##### Bloc de texte #####

C'est une première avancée symbolique. L'Arabie Saoudite, dernier pays au monde où les femmes n'étaient pas autorisées à conduire, a levé cette interdiction, mardi. "Un pas important pour l'égalité des sexes" aux yeux de la Premier ministre britannique Theresa May, la voie ouverte à "de nouvelles avancées pour les femmes" pour le Quai d'Orsay… La décision a été unanimement saluée par la communauté internationale, souvent critique de l'Etat du Golfe pour son déficit en matière des droits de l'Homme. Mais sur le plan de l'égalité des sexes, beaucoup reste à faire dans ce royaume ultraconservateur.

##### Contenu des données #####

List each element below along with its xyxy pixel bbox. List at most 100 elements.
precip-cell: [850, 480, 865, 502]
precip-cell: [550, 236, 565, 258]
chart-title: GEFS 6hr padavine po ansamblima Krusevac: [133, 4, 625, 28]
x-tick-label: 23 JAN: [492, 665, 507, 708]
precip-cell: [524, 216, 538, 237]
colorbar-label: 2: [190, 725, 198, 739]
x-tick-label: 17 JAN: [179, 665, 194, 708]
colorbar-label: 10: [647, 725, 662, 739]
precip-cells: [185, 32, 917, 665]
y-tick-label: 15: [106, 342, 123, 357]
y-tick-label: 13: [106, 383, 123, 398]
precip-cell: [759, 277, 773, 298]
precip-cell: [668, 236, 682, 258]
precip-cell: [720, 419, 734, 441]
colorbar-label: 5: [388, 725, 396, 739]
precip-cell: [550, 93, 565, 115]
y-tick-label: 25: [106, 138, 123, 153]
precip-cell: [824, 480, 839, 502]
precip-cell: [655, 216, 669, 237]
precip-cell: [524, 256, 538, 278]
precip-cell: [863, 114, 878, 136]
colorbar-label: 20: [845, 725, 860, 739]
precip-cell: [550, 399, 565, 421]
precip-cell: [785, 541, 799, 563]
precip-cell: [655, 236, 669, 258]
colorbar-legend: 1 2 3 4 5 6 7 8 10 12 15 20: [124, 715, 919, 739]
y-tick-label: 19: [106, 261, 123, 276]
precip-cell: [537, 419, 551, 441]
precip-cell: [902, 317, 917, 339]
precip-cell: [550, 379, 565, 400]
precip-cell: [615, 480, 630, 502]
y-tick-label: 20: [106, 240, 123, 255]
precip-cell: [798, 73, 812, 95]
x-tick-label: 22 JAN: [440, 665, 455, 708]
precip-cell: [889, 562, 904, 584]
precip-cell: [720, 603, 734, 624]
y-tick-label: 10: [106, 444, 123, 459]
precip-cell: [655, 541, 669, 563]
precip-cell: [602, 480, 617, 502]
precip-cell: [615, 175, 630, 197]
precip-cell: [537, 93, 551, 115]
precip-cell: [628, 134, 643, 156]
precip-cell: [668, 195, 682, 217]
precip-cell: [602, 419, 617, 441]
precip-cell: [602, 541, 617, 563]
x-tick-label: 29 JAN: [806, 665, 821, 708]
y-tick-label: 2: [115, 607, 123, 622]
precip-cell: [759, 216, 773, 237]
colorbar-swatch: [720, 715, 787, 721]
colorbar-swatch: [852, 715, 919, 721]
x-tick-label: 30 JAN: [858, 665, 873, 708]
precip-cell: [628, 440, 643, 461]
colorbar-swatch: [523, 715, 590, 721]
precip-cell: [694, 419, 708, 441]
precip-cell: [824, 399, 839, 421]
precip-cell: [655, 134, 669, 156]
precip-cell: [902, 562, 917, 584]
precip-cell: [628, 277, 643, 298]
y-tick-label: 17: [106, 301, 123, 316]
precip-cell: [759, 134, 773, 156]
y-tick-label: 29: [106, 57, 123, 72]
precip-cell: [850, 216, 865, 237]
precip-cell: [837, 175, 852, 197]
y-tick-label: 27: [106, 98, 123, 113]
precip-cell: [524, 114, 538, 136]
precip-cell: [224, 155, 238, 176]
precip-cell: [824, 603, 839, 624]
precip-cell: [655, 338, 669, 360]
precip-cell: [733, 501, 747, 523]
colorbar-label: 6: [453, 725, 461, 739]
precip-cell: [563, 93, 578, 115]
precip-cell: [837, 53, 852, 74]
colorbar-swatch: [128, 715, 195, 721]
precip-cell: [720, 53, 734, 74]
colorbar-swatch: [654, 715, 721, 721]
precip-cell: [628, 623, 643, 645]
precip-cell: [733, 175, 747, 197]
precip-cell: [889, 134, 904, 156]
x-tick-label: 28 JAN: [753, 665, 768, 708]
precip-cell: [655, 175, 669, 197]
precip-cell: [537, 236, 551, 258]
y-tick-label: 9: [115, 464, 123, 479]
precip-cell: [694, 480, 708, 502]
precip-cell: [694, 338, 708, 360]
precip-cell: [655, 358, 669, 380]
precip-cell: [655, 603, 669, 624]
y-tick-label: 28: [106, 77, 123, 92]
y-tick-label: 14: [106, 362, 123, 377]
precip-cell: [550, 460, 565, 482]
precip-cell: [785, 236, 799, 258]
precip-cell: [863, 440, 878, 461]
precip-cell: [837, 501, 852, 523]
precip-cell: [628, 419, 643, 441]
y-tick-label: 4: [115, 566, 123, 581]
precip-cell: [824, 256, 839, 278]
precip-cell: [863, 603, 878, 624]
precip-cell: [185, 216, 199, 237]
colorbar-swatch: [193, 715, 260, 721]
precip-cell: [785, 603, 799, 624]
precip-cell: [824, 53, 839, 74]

#####

*Consignes à suivre*
Reproduisez à l'identique le passage du texte sur le droit de conduire des femmes en Arabie Saoudite allant de « C'est une première » jusqu'à « ce royaume ultraconservateur. » inclus.

*Réponse à la tâche*
C'est une première avancée symbolique. L'Arabie Saoudite, dernier pays au monde où les femmes n'étaient pas autorisées à conduire, a levé cette interdiction, mardi. "Un pas important pour l'égalité des sexes" aux yeux de la Premier ministre britannique Theresa May, la voie ouverte à "de nouvelles avancées pour les femmes" pour le Quai d'Orsay… La décision a été unanimement saluée par la communauté internationale, souvent critique de l'Etat du Golfe pour son déficit en matière des droits de l'Homme. Mais sur le plan de l'égalité des sexes, beaucoup reste à faire dans ce royaume ultraconservateur.